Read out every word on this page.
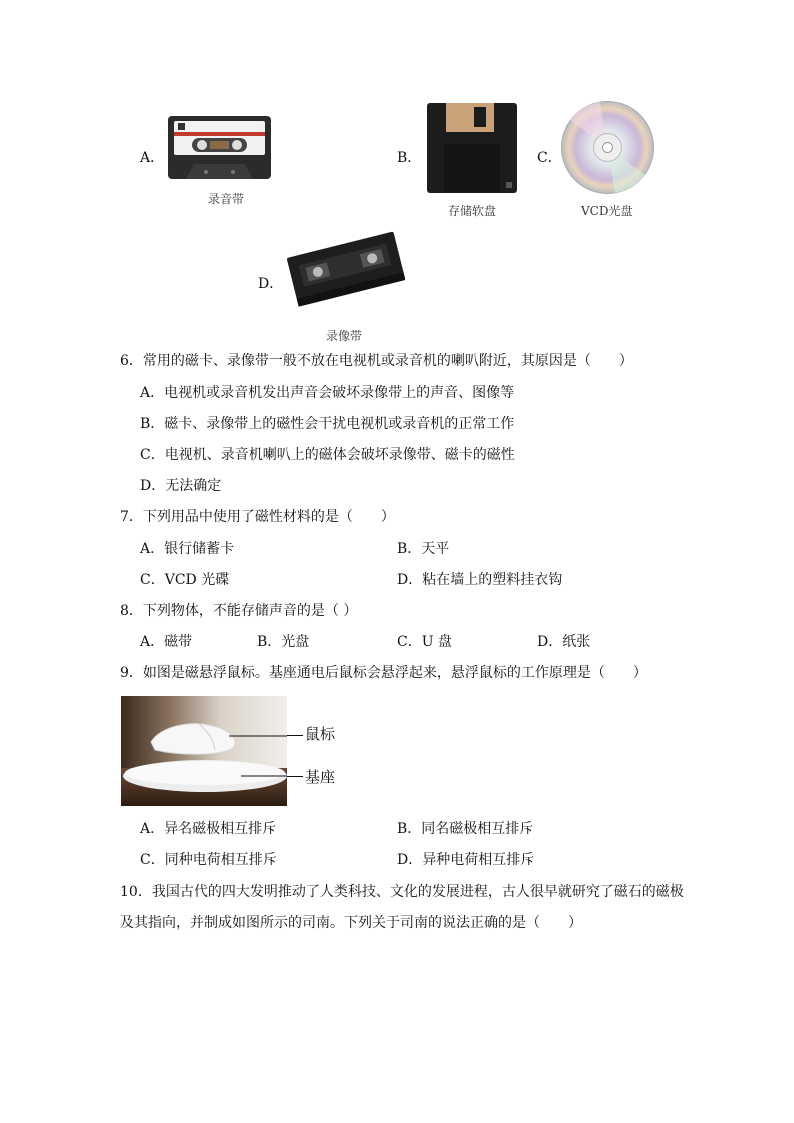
A．
录音带
B．
存储软盘
C．
VCD光盘
D．
录像带
6．常用的磁卡、录像带一般不放在电视机或录音机的喇叭附近，其原因是（　　）
A．电视机或录音机发出声音会破坏录像带上的声音、图像等
B．磁卡、录像带上的磁性会干扰电视机或录音机的正常工作
C．电视机、录音机喇叭上的磁体会破坏录像带、磁卡的磁性
D．无法确定
7．下列用品中使用了磁性材料的是（　　）
A．银行储蓄卡	B．天平
C．VCD 光碟	D．粘在墙上的塑料挂衣钩
8．下列物体，不能存储声音的是（ ）
A．磁带	B．光盘	C．U 盘	D．纸张
9．如图是磁悬浮鼠标。基座通电后鼠标会悬浮起来，悬浮鼠标的工作原理是（　　）
鼠标
基座
A．异名磁极相互排斥	B．同名磁极相互排斥
C．同种电荷相互排斥	D．异种电荷相互排斥
10．我国古代的四大发明推动了人类科技、文化的发展进程，古人很早就研究了磁石的磁极
及其指向，并制成如图所示的司南。下列关于司南的说法正确的是（　　）
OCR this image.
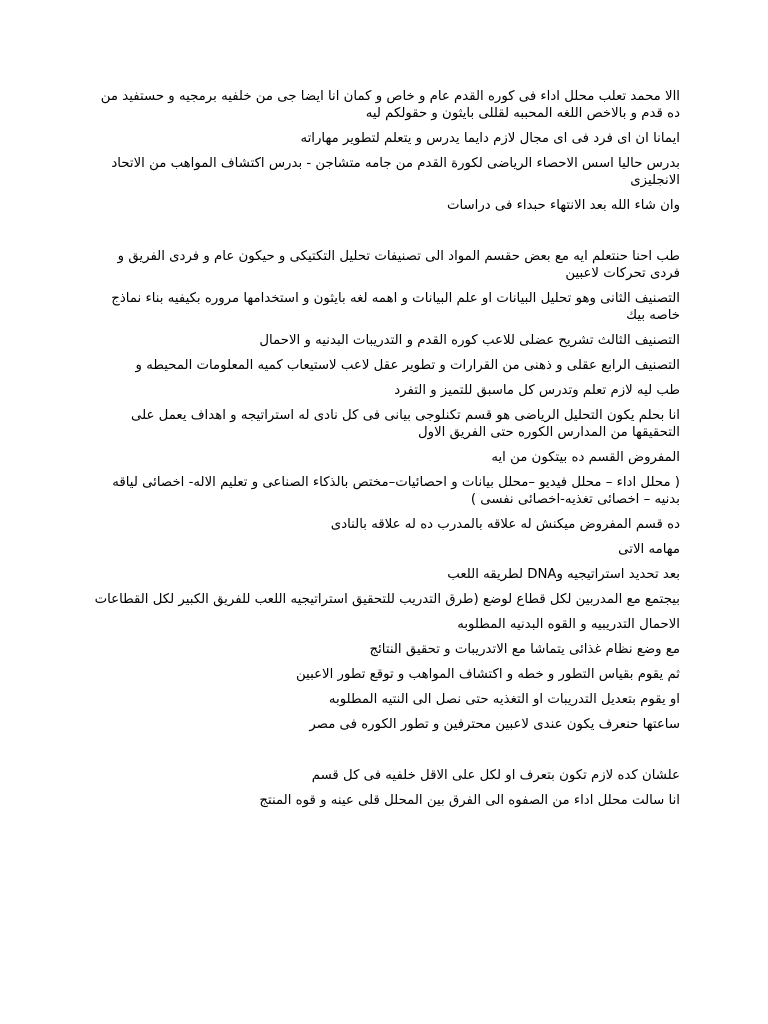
االا محمد تعلب محلل اداء فى كوره القدم عام و خاص و كمان انا ايضا جى من خلفيه برمجيه و حستفيد من ده قدم و بالاخص اللغه المحببه لقللى بايثون و حقولكم ليه

ايمانا ان اى فرد فى اى مجال لازم دايما يدرس و يتعلم لتطوير مهاراته

بدرس حاليا اسس الاحصاء الرياضى لكورة القدم من جامه متشاجن - بدرس اكتشاف المواهب من الاتحاد الانجليزى

وان شاء الله بعد الانتهاء حبداء فى دراسات

طب احنا حنتعلم ايه مع بعض حقسم المواد الى تصنيفات تحليل التكتيكى و حيكون عام و فردى الفريق و فردى تحركات لاعبين

التصنيف الثانى وهو تحليل البيانات او علم البيانات و اهمه لغه بايثون و استخدامها مروره بكيفيه بناء نماذج خاصه بيك

التصنيف الثالث تشريح عضلى للاعب كوره القدم و التدريبات البدنيه و الاحمال

التصنيف الرابع عقلى و ذهنى من القرارات و تطوير عقل لاعب لاستيعاب كميه المعلومات المحيطه و

طب ليه لازم تعلم وتدرس كل ماسبق للتميز و التفرد

انا بحلم يكون التحليل الرياضى هو قسم تكنلوجى بيانى فى كل نادى له استراتيجه و اهداف يعمل على التحقيقها من المدارس الكوره حتى الفريق الاول

المفروض القسم ده بيتكون من ايه

( محلل اداء – محلل فيديو –محلل بيانات و احصائيات–مختص بالذكاء الصناعى و تعليم الاله- اخصائى لياقه بدنيه – اخصائى تغذيه-اخصائى نفسى )

ده قسم المفروض ميكنش له علاقه بالمدرب ده له علاقه بالنادى

مهامه الاتى

بعد تحديد استراتيجيه وDNA لطريقه اللعب

بيجتمع مع المدربين لكل قطاع لوضع (طرق التدريب للتحقيق استراتيجيه اللعب للفريق الكبير لكل القطاعات

الاحمال التدريبيه و القوه البدنيه المطلوبه

مع وضع نظام غذائى يتماشا مع الاتدريبات و تحقيق النتائج

ثم يقوم بقياس التطور و خطه و اكتشاف المواهب و توقع تطور الاعبين

او يقوم بتعديل التدريبات او التغذيه حتى نصل الى النتيه المطلوبه

ساعتها حنعرف يكون عندى لاعبين محترفين و تطور الكوره فى مصر

علشان كده لازم تكون بتعرف او لكل على الاقل خلفيه فى كل قسم

انا سالت محلل اداء من الصفوه الى الفرق بين المحلل قلى عينه و قوه المنتج
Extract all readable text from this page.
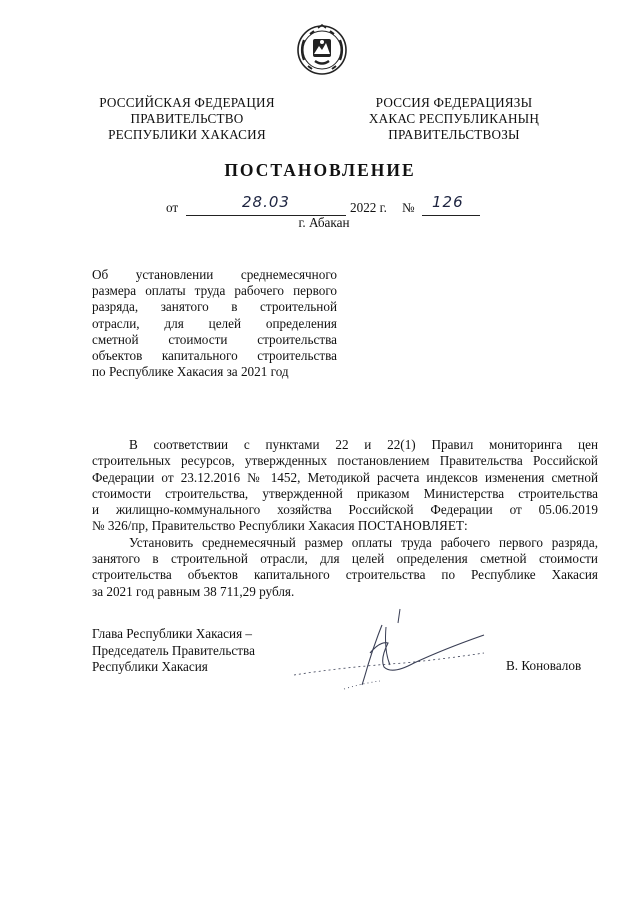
РОССИЙСКАЯ ФЕДЕРАЦИЯ
ПРАВИТЕЛЬСТВО
РЕСПУБЛИКИ ХАКАСИЯ
РОССИЯ ФЕДЕРАЦИЯЗЫ
ХАКАС РЕСПУБЛИКАНЫҢ
ПРАВИТЕЛЬСТВОЗЫ
ПОСТАНОВЛЕНИЕ
от	28.03	2022 г. № 126
г. Абакан
Об установлении среднемесячного
размера оплаты труда рабочего первого
разряда, занятого в строительной
отрасли, для целей определения
сметной стоимости строительства
объектов капитального строительства
по Республике Хакасия за 2021 год
В соответствии с пунктами 22 и 22(1) Правил мониторинга цен
строительных ресурсов, утвержденных постановлением Правительства Российской
Федерации от 23.12.2016 № 1452, Методикой расчета индексов изменения сметной
стоимости строительства, утвержденной приказом Министерства строительства
и жилищно-коммунального хозяйства Российской Федерации от 05.06.2019
№ 326/пр, Правительство Республики Хакасия ПОСТАНОВЛЯЕТ:
Установить среднемесячный размер оплаты труда рабочего первого разряда,
занятого в строительной отрасли, для целей определения сметной стоимости
строительства объектов капитального строительства по Республике Хакасия
за 2021 год равным 38 711,29 рубля.
Глава Республики Хакасия –
Председатель Правительства
Республики Хакасия	В. Коновалов
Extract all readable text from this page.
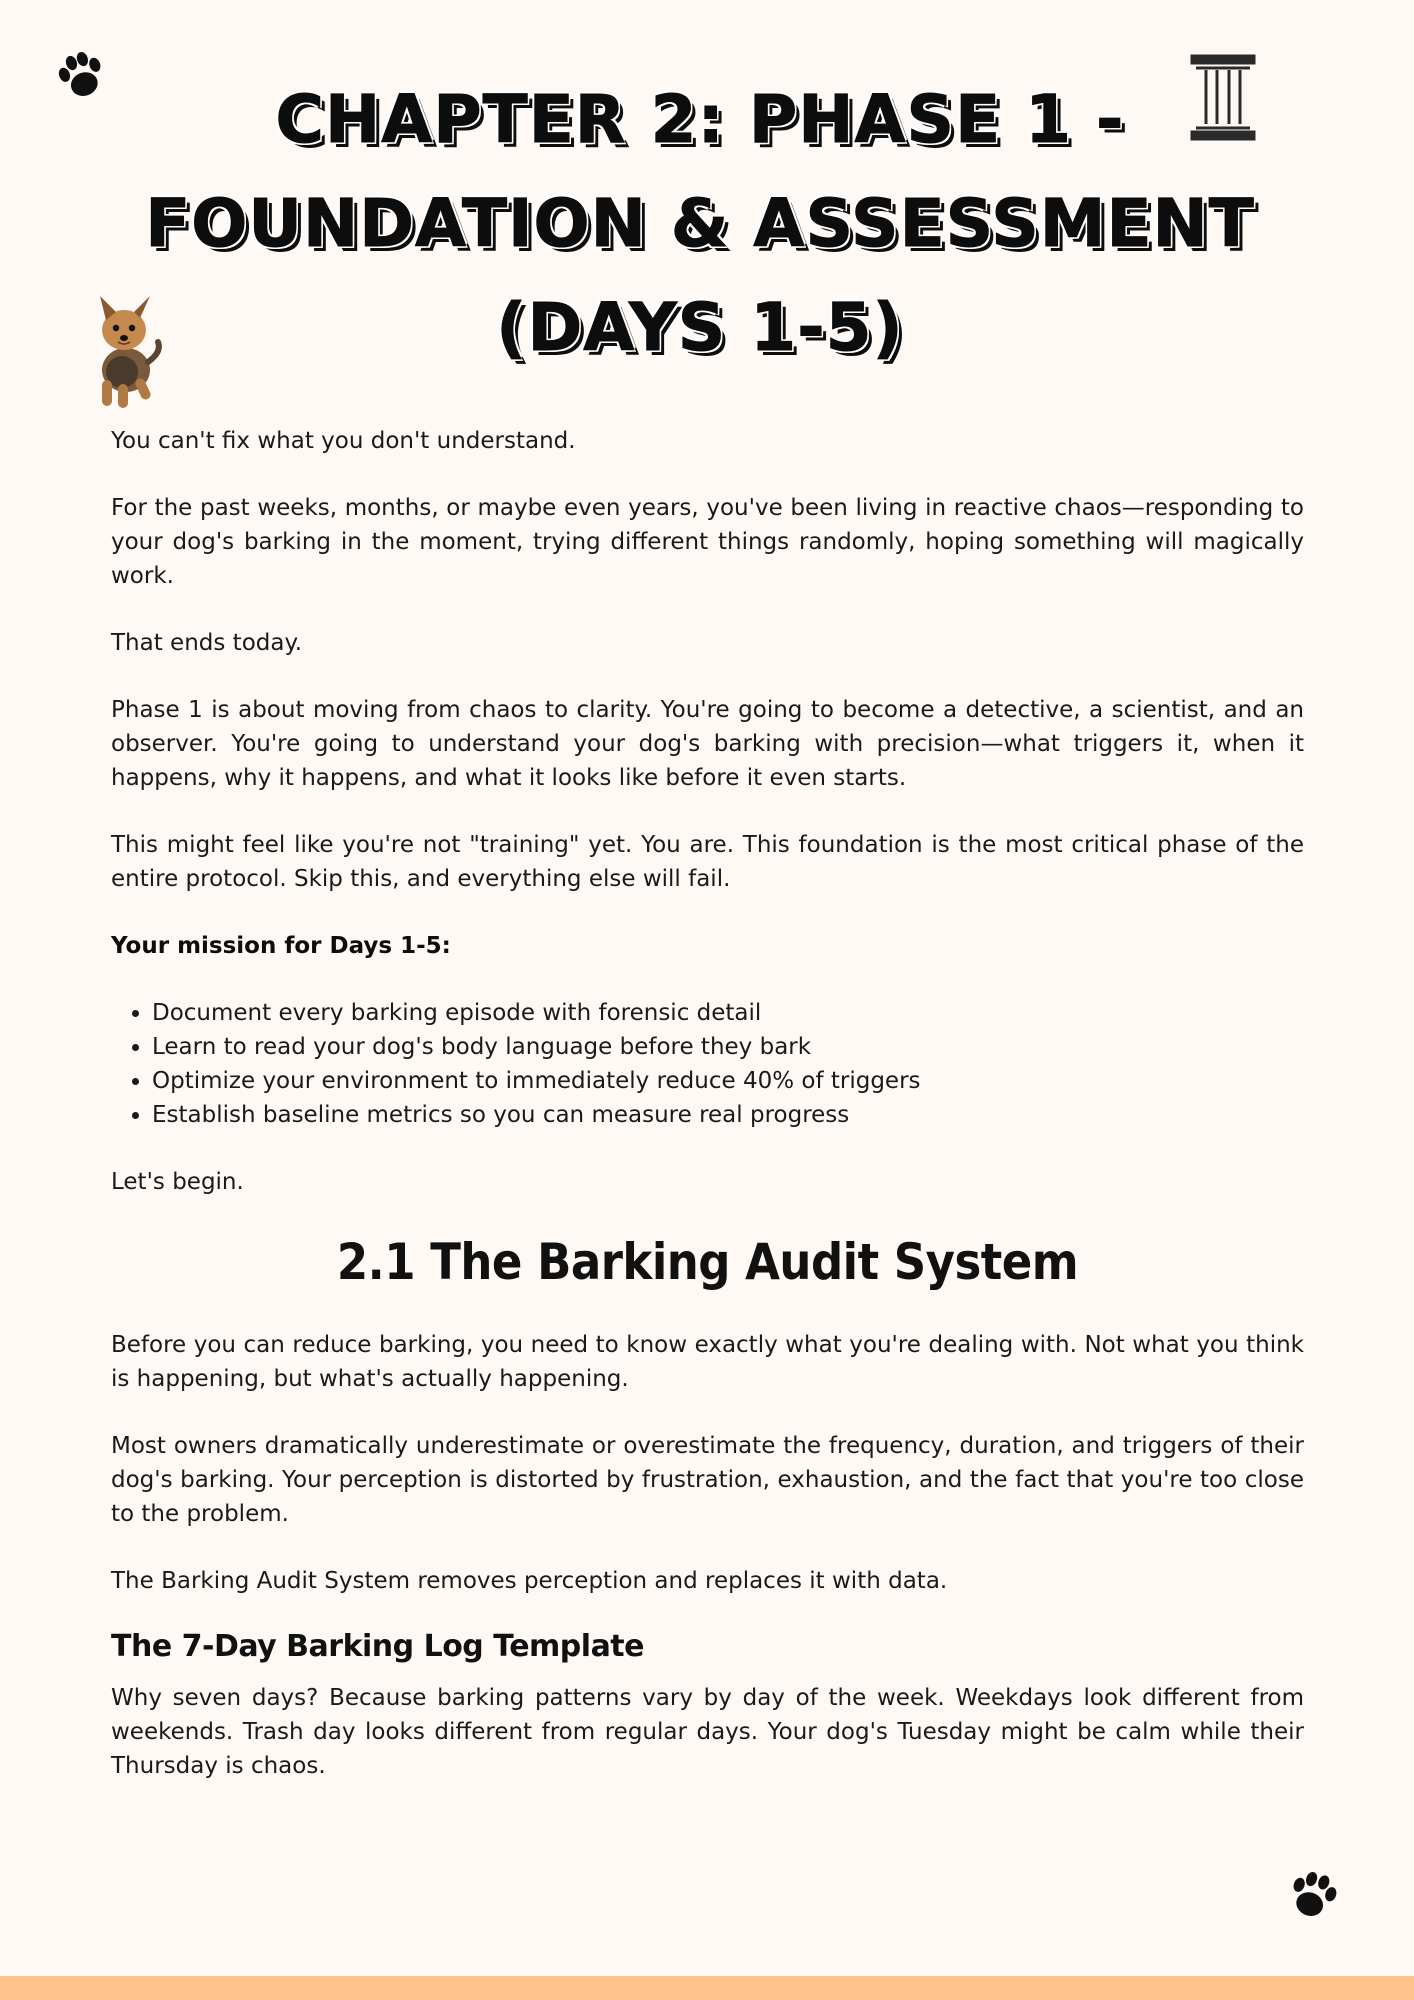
CHAPTER 2: PHASE 1 -
FOUNDATION & ASSESSMENT
(DAYS 1-5)

You can't fix what you don't understand.

For the past weeks, months, or maybe even years, you've been living in reactive chaos—responding to your dog's barking in the moment, trying different things randomly, hoping something will magically work.

That ends today.

Phase 1 is about moving from chaos to clarity. You're going to become a detective, a scientist, and an observer. You're going to understand your dog's barking with precision—what triggers it, when it happens, why it happens, and what it looks like before it even starts.

This might feel like you're not "training" yet. You are. This foundation is the most critical phase of the entire protocol. Skip this, and everything else will fail.

Your mission for Days 1-5:

• Document every barking episode with forensic detail
• Learn to read your dog's body language before they bark
• Optimize your environment to immediately reduce 40% of triggers
• Establish baseline metrics so you can measure real progress

Let's begin.

2.1 The Barking Audit System

Before you can reduce barking, you need to know exactly what you're dealing with. Not what you think is happening, but what's actually happening.

Most owners dramatically underestimate or overestimate the frequency, duration, and triggers of their dog's barking. Your perception is distorted by frustration, exhaustion, and the fact that you're too close to the problem.

The Barking Audit System removes perception and replaces it with data.

The 7-Day Barking Log Template

Why seven days? Because barking patterns vary by day of the week. Weekdays look different from weekends. Trash day looks different from regular days. Your dog's Tuesday might be calm while their Thursday is chaos.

▬▬▬▬▬▬

▶ What you should do
Lines that include the word "отрасли" are to be extracted from the data above.

▶ Exercise solution
отрасли, для целей определения
занятого в строительной отрасли, для целей определения сметной стоимости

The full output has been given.